Part of a data file:
▶

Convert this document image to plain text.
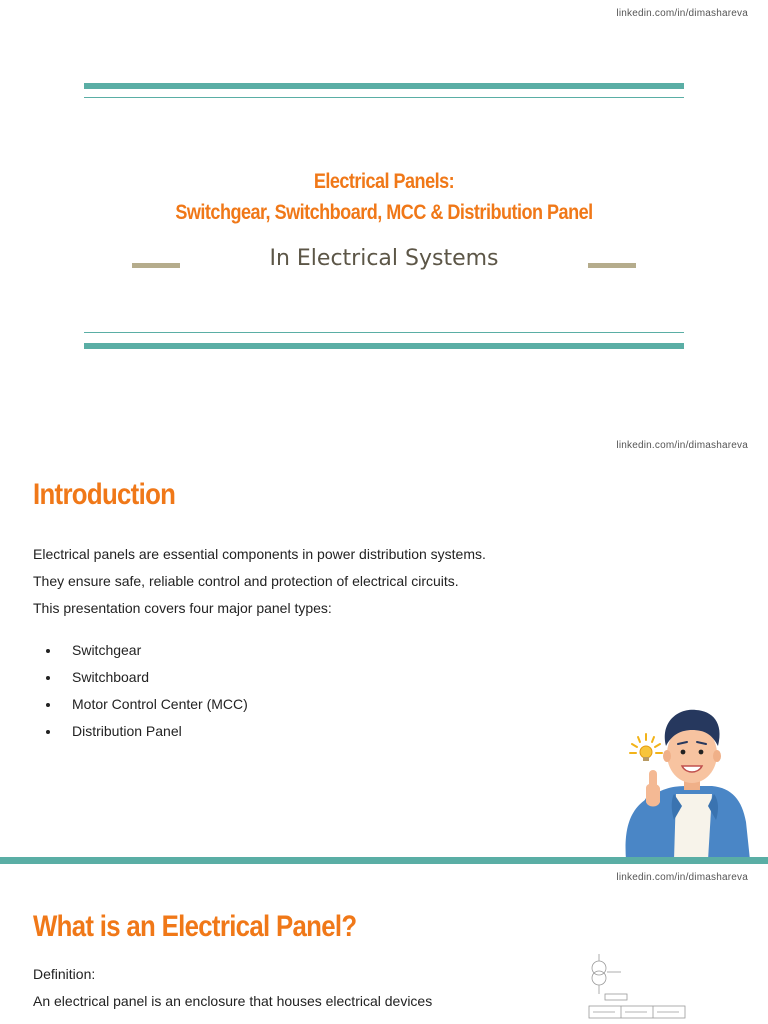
linkedin.com/in/dimashareva
Electrical Panels:
Switchgear, Switchboard, MCC & Distribution Panel
In Electrical Systems
linkedin.com/in/dimashareva
Introduction
Electrical panels are essential components in power distribution systems.
They ensure safe, reliable control and protection of electrical circuits.
This presentation covers four major panel types:
Switchgear
Switchboard
Motor Control Center (MCC)
Distribution Panel
linkedin.com/in/dimashareva
What is an Electrical Panel?
Definition:
An electrical panel is an enclosure that houses electrical devices
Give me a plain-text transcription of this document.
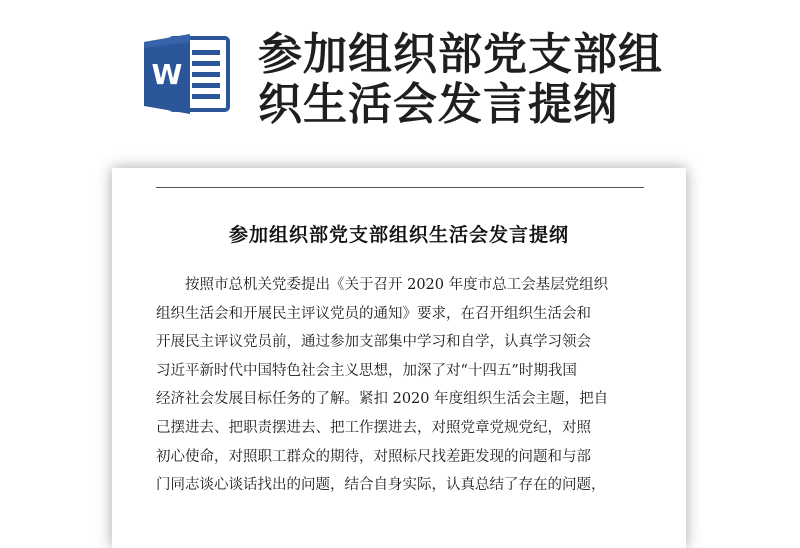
W 参加组织部党支部组
织生活会发言提纲
参加组织部党支部组织生活会发言提纲
按照市总机关党委提出《关于召开 2020 年度市总工会基层党组织
组织生活会和开展民主评议党员的通知》要求，在召开组织生活会和
开展民主评议党员前，通过参加支部集中学习和自学，认真学习领会
习近平新时代中国特色社会主义思想，加深了对“十四五”时期我国
经济社会发展目标任务的了解。紧扣 2020 年度组织生活会主题，把自
己摆进去、把职责摆进去、把工作摆进去，对照党章党规党纪，对照
初心使命，对照职工群众的期待，对照标尺找差距发现的问题和与部
门同志谈心谈话找出的问题，结合自身实际，认真总结了存在的问题，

◀

- What you should do -
All the records above need to be given again word for word. Skip the pictures.

- Solution to this exercise -
Convert this document image to plain text.
linkedin.com/in/dimashareva
Electrical Panels:
Switchgear, Switchboard, MCC & Distribution Panel
In Electrical Systems
linkedin.com/in/dimashareva
Introduction
Electrical panels are essential components in power distribution systems.
They ensure safe, reliable control and protection of electrical circuits.
This presentation covers four major panel types:
Switchgear
Switchboard
Motor Control Center (MCC)
Distribution Panel
linkedin.com/in/dimashareva
What is an Electrical Panel?
Definition:
An electrical panel is an enclosure that houses electrical devices
Give me a plain-text transcription of this document.
W 参加组织部党支部组
织生活会发言提纲
参加组织部党支部组织生活会发言提纲
按照市总机关党委提出《关于召开 2020 年度市总工会基层党组织
组织生活会和开展民主评议党员的通知》要求，在召开组织生活会和
开展民主评议党员前，通过参加支部集中学习和自学，认真学习领会
习近平新时代中国特色社会主义思想，加深了对“十四五”时期我国
经济社会发展目标任务的了解。紧扣 2020 年度组织生活会主题，把自
己摆进去、把职责摆进去、把工作摆进去，对照党章党规党纪，对照
初心使命，对照职工群众的期待，对照标尺找差距发现的问题和与部
门同志谈心谈话找出的问题，结合自身实际，认真总结了存在的问题，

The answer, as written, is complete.